### SET PROBLEM:
Pull out every line with the word "sensibles".

## BEGIN

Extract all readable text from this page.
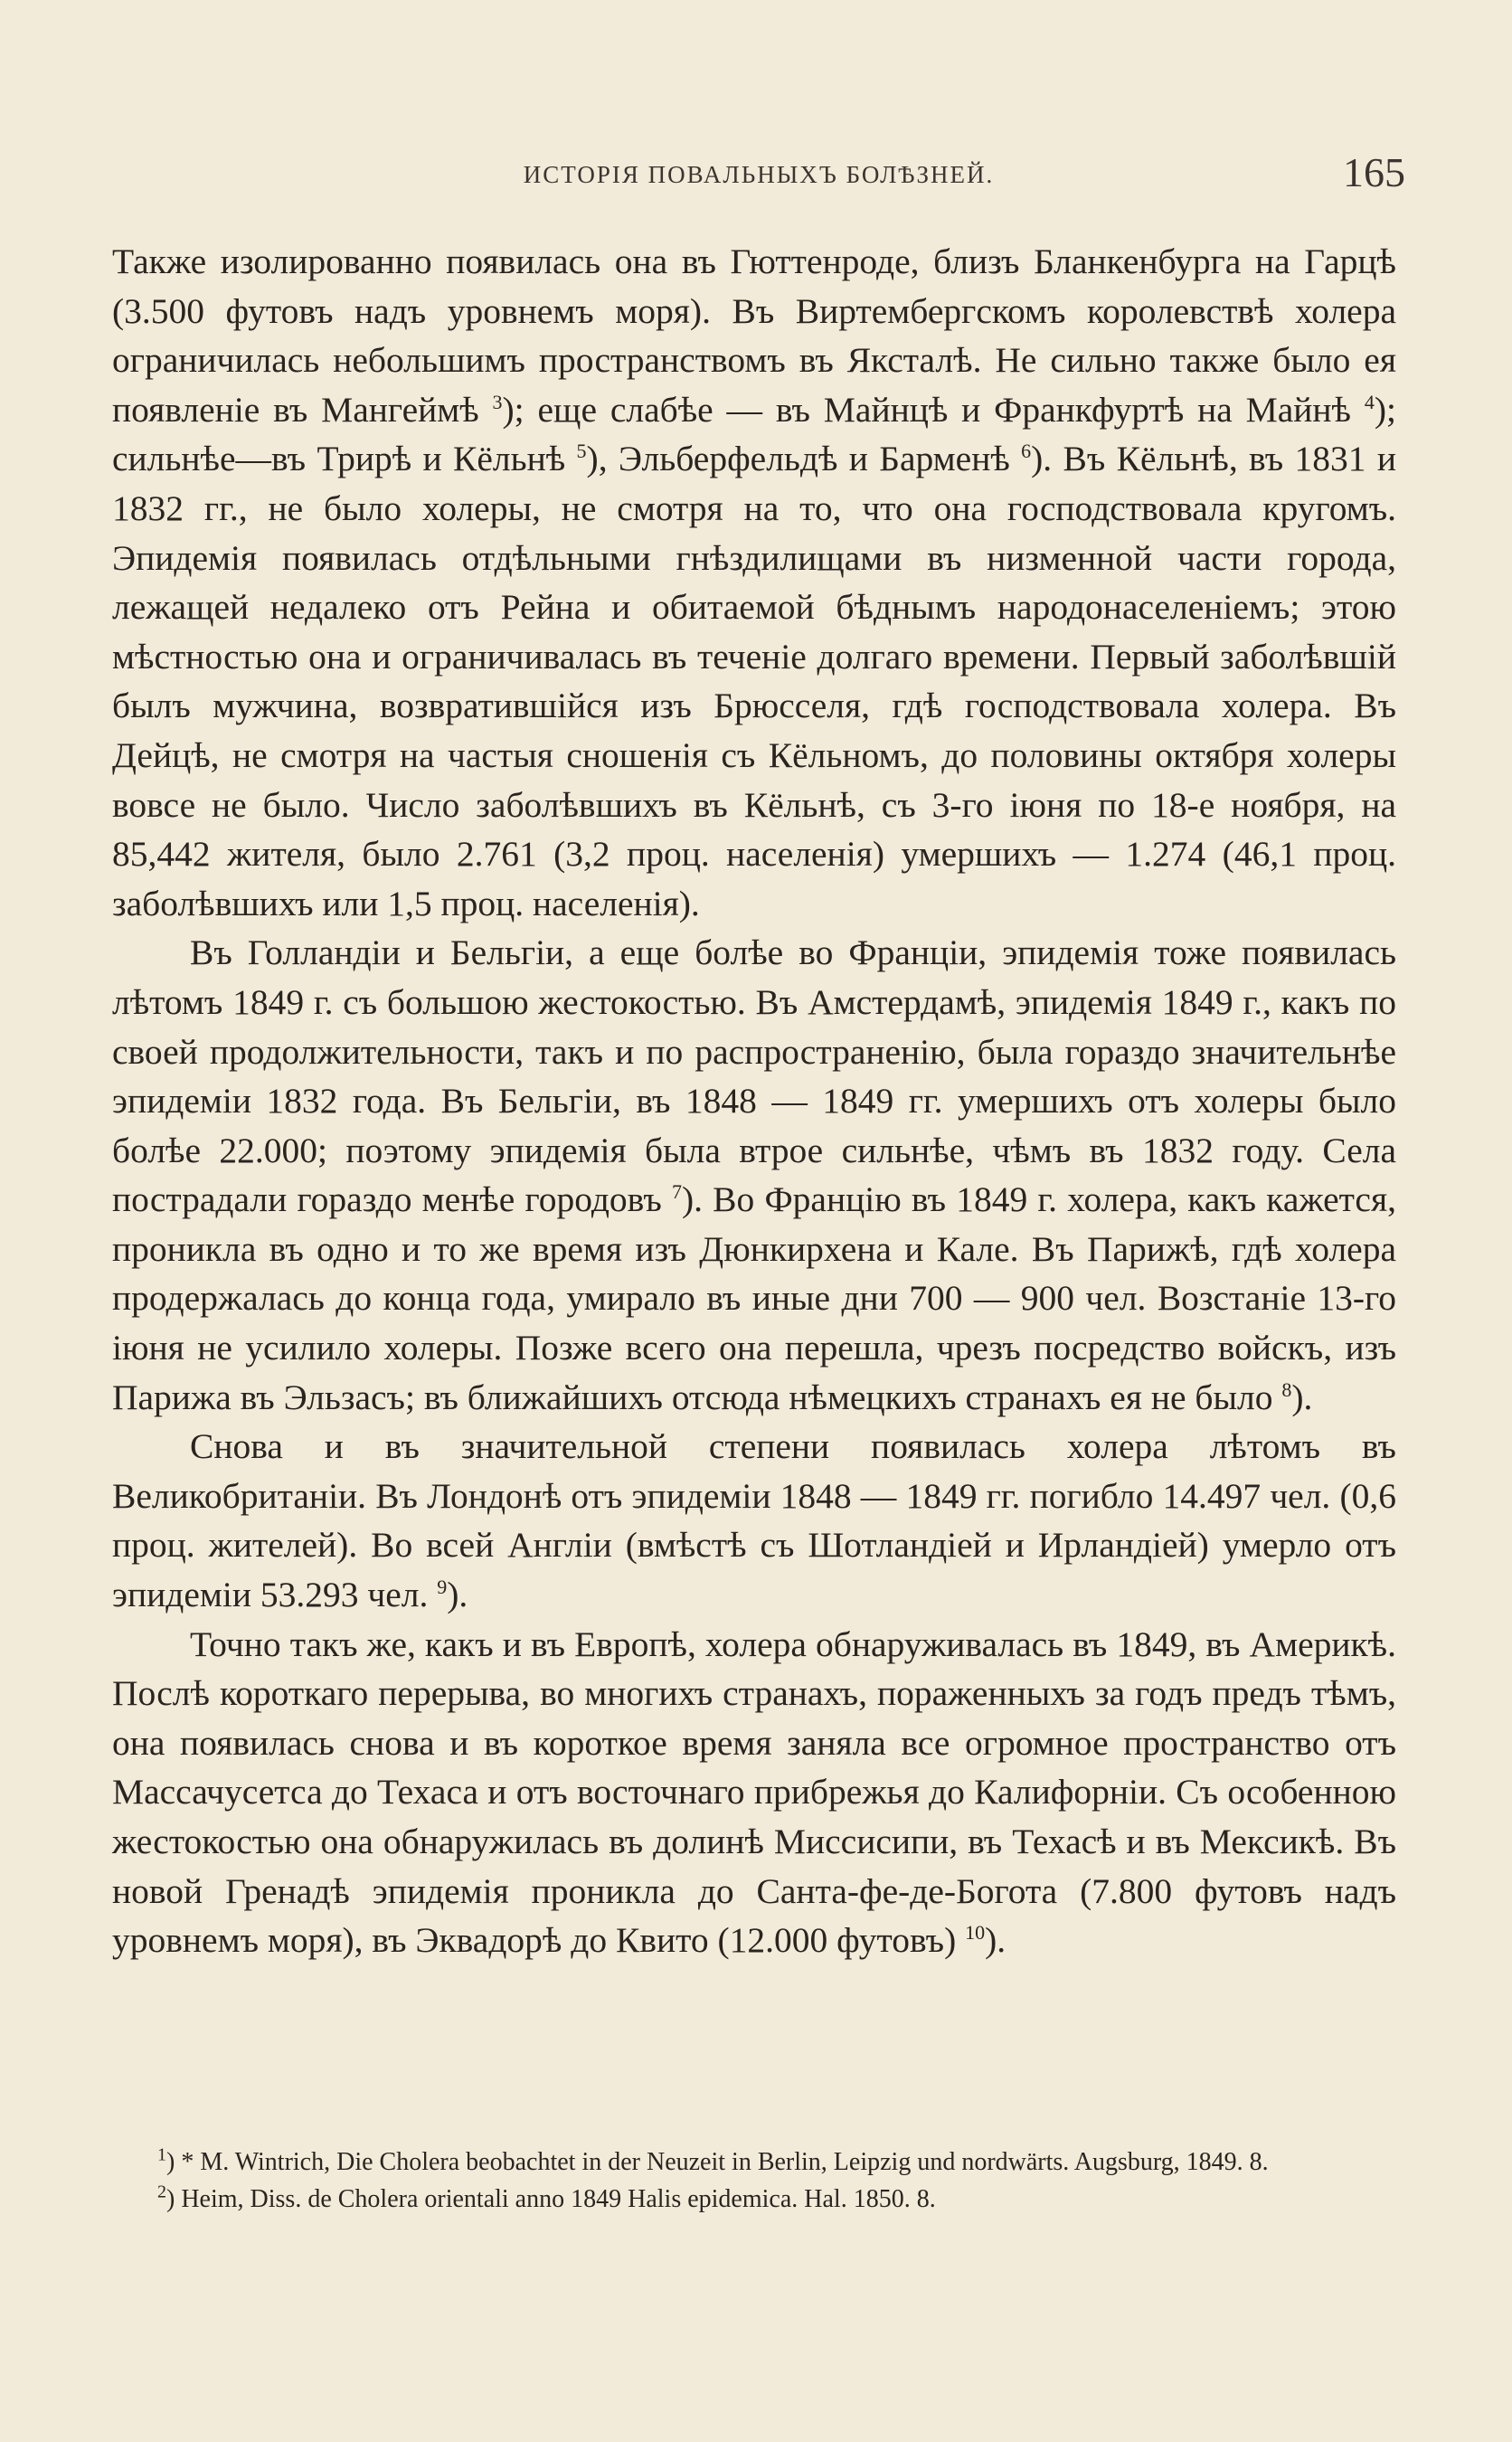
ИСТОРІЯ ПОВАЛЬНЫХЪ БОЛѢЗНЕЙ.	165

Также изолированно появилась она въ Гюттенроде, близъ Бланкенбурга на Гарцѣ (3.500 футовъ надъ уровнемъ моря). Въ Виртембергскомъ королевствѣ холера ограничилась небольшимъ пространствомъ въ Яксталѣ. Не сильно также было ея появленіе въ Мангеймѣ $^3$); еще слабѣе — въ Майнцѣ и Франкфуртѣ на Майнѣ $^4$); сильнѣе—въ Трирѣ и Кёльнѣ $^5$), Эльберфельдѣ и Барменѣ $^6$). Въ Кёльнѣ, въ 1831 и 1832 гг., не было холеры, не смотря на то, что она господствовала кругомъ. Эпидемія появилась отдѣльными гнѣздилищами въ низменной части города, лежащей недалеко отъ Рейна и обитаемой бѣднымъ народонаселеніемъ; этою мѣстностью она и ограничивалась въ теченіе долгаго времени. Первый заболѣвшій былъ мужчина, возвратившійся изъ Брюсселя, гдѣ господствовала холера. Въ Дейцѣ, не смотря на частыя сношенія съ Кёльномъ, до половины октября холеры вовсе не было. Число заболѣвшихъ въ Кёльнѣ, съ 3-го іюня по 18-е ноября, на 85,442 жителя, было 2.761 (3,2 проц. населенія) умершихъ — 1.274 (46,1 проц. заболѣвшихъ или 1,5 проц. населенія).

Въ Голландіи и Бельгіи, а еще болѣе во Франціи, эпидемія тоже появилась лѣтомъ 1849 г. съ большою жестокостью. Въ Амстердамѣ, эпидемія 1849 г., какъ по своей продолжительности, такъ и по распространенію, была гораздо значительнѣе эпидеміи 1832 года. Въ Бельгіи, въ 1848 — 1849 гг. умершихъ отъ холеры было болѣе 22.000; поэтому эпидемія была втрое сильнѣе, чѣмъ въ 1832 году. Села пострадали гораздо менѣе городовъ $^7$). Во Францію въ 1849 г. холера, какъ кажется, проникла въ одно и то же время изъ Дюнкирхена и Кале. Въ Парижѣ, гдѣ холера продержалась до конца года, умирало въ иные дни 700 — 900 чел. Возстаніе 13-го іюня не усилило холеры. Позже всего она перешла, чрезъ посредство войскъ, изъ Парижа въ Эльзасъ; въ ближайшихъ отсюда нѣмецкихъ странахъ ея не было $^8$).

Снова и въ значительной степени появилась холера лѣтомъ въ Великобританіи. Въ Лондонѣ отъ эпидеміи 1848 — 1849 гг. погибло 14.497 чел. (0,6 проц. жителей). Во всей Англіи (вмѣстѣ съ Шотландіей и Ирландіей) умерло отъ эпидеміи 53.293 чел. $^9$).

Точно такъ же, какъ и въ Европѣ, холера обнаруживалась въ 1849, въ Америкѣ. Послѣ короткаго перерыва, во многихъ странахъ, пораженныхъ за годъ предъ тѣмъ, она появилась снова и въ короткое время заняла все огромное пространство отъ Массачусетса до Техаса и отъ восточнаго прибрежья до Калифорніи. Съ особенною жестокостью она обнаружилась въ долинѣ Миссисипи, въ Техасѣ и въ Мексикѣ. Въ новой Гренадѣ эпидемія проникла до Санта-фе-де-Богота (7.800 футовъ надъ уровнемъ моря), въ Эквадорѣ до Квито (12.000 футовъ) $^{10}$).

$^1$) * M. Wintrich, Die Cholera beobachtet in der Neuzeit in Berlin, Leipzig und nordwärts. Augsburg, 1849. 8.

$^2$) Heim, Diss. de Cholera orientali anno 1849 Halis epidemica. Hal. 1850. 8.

## END
## BEGIN

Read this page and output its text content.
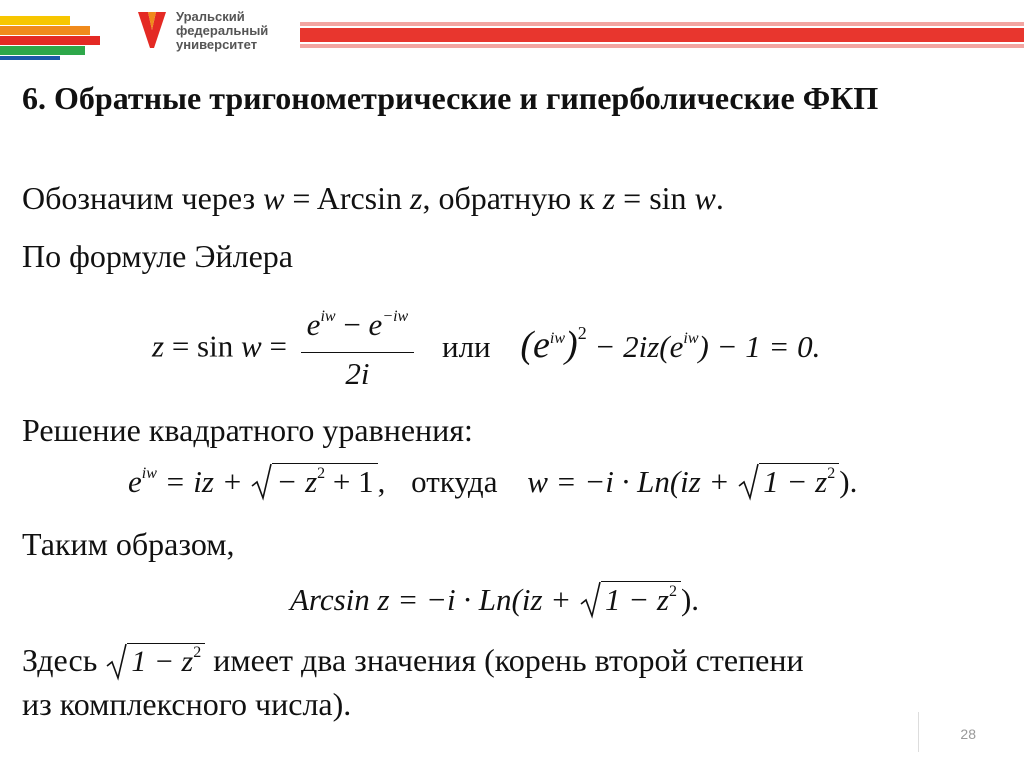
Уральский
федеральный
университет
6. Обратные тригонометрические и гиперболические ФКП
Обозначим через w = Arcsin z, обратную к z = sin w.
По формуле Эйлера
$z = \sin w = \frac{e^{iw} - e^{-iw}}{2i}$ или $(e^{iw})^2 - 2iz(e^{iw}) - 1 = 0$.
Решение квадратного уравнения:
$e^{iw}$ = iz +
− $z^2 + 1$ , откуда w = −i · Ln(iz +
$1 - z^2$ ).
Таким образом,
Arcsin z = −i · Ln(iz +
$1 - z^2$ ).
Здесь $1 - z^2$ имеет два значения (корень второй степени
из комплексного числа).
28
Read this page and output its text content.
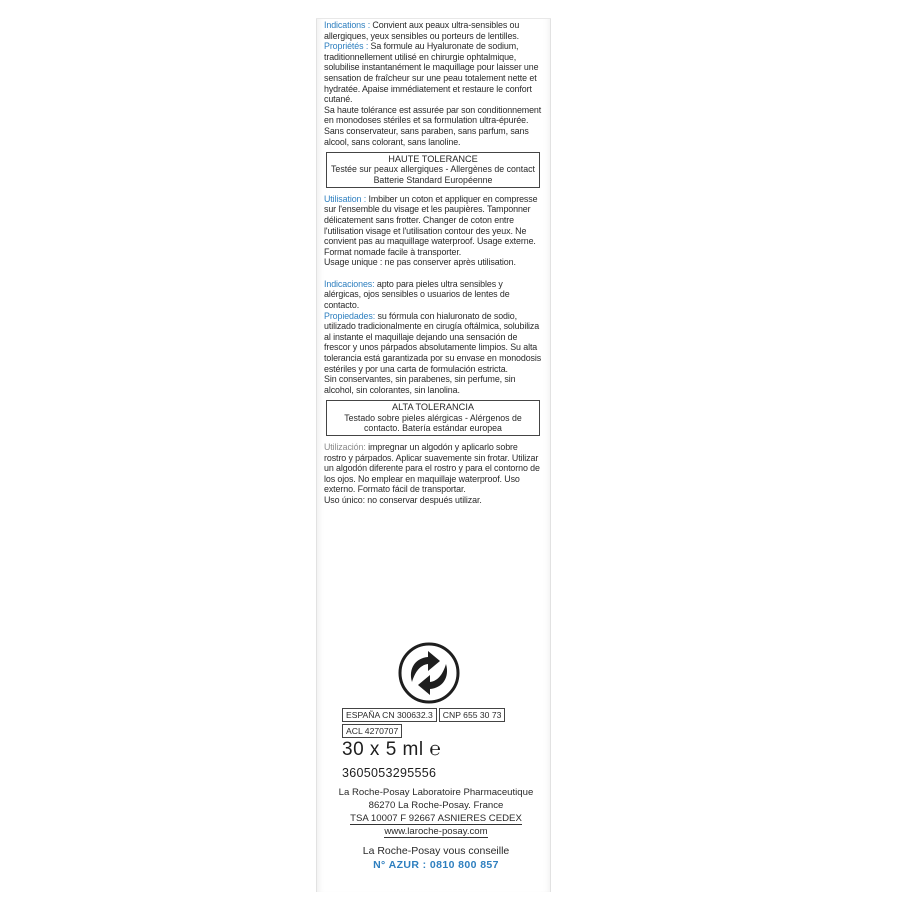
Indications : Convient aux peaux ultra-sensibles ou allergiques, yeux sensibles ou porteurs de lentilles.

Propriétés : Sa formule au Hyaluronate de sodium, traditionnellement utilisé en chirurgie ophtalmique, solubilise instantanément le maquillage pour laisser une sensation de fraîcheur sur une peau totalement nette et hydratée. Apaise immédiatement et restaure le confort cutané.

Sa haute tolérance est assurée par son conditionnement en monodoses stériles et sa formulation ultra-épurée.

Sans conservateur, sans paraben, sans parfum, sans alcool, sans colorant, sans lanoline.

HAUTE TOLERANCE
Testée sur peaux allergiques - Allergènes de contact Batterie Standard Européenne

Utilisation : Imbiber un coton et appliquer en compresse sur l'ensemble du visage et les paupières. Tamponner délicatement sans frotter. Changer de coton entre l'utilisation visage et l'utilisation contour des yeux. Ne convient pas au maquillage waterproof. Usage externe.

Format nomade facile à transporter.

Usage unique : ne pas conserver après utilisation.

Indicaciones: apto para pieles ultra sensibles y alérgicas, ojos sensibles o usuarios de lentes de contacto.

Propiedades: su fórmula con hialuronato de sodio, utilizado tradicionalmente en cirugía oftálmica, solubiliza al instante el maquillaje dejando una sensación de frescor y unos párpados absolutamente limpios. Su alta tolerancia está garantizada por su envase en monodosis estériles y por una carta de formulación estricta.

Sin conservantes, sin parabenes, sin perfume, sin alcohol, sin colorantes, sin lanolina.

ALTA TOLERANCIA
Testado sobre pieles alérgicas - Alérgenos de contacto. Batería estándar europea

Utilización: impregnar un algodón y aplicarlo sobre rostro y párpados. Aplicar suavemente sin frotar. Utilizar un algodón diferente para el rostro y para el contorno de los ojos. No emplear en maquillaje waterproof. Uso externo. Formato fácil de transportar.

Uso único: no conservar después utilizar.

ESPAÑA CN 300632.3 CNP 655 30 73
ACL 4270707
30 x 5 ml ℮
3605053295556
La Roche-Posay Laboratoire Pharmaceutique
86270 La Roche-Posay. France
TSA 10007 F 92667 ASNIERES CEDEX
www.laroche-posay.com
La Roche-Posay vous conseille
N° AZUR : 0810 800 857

## END

### ANSWER TO THIS PROBLEM:
Indications : Convient aux peaux ultra-sensibles ou allergiques, yeux sensibles ou porteurs de lentilles.
Indicaciones: apto para pieles ultra sensibles y alérgicas, ojos sensibles o usuarios de lentes de contacto.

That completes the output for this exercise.